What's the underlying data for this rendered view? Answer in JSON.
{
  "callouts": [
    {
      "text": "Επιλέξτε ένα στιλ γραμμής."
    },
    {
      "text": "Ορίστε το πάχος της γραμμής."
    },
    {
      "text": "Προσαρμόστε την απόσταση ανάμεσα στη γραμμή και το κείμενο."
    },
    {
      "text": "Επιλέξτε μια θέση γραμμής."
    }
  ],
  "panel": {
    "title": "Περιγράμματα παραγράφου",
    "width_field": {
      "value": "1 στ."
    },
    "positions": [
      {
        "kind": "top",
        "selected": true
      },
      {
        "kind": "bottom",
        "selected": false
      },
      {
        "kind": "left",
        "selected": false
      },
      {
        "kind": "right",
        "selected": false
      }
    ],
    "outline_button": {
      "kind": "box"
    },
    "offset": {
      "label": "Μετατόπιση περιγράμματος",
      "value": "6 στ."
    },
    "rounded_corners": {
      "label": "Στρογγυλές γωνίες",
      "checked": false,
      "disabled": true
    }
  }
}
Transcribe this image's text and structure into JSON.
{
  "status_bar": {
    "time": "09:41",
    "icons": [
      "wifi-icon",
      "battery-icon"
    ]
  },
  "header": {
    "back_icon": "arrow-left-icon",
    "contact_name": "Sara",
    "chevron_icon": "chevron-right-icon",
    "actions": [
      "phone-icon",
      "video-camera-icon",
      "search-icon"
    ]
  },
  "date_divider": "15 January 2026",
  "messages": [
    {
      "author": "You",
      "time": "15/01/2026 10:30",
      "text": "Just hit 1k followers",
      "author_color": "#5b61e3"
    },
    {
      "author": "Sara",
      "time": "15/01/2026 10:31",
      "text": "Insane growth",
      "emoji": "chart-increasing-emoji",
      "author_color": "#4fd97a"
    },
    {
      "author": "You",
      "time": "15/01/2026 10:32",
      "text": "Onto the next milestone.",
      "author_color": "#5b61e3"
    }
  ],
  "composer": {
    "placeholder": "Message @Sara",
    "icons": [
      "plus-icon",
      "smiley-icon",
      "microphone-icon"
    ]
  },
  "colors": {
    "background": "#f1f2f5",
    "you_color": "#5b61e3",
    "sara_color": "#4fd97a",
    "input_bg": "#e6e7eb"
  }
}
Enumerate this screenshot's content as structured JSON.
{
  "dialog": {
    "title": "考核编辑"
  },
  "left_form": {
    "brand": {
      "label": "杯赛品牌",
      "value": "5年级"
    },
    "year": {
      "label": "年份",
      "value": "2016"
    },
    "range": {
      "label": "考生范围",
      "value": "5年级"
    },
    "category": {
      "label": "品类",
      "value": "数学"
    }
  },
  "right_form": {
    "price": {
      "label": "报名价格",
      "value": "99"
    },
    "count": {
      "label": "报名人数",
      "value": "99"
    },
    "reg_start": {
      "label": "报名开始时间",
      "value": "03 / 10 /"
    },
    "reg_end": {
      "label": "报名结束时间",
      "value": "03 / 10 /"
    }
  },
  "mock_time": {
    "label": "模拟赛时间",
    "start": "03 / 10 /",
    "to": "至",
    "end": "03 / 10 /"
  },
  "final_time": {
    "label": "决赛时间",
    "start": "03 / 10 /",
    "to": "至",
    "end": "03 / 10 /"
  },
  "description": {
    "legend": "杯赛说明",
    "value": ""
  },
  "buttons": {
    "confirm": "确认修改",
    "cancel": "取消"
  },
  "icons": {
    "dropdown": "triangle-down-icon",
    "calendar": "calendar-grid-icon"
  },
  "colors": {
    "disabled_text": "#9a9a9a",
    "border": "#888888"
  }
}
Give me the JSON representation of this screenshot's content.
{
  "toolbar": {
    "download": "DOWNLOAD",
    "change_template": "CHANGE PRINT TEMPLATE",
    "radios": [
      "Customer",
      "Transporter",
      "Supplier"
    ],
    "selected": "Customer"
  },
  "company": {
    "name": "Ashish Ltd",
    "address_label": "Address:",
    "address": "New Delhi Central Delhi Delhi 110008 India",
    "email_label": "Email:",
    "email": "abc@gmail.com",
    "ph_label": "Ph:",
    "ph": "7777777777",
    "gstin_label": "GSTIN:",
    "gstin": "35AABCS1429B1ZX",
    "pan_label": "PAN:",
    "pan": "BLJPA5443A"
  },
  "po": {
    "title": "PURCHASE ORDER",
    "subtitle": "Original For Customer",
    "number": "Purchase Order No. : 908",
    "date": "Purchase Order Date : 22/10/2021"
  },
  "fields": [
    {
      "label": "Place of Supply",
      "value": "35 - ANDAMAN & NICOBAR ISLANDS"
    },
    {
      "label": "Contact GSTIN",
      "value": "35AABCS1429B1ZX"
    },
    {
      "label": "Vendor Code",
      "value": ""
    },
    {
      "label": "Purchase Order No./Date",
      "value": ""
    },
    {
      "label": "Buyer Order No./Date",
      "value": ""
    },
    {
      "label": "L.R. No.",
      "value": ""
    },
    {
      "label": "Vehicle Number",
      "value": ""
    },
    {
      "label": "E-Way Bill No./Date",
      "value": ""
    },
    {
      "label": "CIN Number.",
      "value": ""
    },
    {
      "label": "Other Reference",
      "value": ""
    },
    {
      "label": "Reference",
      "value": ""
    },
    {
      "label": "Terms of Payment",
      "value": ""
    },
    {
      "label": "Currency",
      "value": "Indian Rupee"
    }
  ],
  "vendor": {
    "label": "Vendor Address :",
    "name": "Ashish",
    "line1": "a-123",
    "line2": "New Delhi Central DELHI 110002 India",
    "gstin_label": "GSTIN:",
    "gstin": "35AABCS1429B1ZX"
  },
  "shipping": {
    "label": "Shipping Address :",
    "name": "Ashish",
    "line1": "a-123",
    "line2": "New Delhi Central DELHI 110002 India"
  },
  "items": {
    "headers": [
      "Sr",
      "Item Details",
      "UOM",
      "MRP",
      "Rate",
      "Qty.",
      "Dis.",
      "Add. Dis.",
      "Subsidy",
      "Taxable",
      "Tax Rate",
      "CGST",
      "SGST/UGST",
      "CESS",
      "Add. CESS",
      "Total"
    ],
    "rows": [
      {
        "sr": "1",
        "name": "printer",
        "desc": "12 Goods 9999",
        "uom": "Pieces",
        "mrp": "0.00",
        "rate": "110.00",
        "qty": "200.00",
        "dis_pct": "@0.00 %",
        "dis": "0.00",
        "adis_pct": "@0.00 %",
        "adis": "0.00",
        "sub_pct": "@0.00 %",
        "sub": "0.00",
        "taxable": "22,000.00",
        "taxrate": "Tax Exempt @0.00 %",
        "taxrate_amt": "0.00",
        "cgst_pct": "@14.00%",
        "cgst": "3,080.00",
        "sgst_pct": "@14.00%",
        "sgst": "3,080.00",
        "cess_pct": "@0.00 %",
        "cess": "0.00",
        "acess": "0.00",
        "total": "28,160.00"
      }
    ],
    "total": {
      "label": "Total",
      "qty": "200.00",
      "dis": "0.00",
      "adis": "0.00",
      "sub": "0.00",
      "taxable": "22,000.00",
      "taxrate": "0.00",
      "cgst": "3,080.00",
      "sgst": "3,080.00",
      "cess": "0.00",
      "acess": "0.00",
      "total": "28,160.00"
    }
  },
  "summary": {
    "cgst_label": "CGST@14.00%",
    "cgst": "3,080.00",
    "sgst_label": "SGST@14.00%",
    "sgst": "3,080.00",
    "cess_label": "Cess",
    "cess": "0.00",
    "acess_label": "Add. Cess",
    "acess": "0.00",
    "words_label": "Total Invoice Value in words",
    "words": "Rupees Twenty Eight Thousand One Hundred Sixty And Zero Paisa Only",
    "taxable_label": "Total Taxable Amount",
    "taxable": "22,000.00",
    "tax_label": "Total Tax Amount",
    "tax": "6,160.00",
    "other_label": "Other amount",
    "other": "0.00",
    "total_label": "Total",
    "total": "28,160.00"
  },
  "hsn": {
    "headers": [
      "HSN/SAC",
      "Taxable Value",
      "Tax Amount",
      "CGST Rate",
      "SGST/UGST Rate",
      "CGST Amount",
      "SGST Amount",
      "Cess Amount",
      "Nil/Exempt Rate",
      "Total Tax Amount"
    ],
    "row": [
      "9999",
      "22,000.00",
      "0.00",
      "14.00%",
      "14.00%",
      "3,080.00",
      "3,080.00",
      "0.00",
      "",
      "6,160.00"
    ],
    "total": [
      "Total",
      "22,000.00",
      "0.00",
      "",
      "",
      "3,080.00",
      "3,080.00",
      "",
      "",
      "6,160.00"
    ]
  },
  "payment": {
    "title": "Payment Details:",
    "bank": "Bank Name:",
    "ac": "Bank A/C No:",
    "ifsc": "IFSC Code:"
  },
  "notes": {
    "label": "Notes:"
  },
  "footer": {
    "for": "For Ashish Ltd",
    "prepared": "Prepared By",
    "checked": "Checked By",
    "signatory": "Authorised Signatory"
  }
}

┄┄┄┄┄┄┄┄┄┄

Take every line from the records above that has the word "Ashish" and copy it.

### Solution to the problem
    "name": "Ashish Ltd",
    "name": "Ashish",
    "name": "Ashish",
    "for": "For Ashish Ltd",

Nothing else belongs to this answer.